##### MATERIALS PROVIDED

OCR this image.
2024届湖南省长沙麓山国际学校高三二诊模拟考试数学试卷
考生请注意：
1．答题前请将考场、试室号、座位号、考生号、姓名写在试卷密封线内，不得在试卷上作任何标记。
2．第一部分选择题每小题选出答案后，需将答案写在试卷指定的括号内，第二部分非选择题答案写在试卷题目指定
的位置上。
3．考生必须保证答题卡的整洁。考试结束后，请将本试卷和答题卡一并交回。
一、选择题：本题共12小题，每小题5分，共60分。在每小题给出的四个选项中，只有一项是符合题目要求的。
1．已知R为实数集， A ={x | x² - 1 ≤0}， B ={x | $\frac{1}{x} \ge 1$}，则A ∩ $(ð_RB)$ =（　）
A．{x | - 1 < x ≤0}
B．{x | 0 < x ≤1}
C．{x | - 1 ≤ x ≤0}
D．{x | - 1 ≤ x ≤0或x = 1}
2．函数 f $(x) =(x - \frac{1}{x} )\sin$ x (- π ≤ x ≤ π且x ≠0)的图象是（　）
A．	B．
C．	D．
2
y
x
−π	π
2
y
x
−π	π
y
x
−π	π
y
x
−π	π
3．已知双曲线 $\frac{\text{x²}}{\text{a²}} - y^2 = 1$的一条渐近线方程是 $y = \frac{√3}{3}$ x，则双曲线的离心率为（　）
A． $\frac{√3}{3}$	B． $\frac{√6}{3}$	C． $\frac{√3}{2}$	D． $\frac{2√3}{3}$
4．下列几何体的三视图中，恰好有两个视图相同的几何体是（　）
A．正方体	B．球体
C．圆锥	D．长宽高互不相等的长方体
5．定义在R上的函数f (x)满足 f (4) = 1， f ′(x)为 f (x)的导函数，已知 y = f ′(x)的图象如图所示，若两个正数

##########

▶ **GIVEN EXERCISE**
State how many lines of the records hold the string "frac", and nothing else.

▶ **TASK RESULT**
4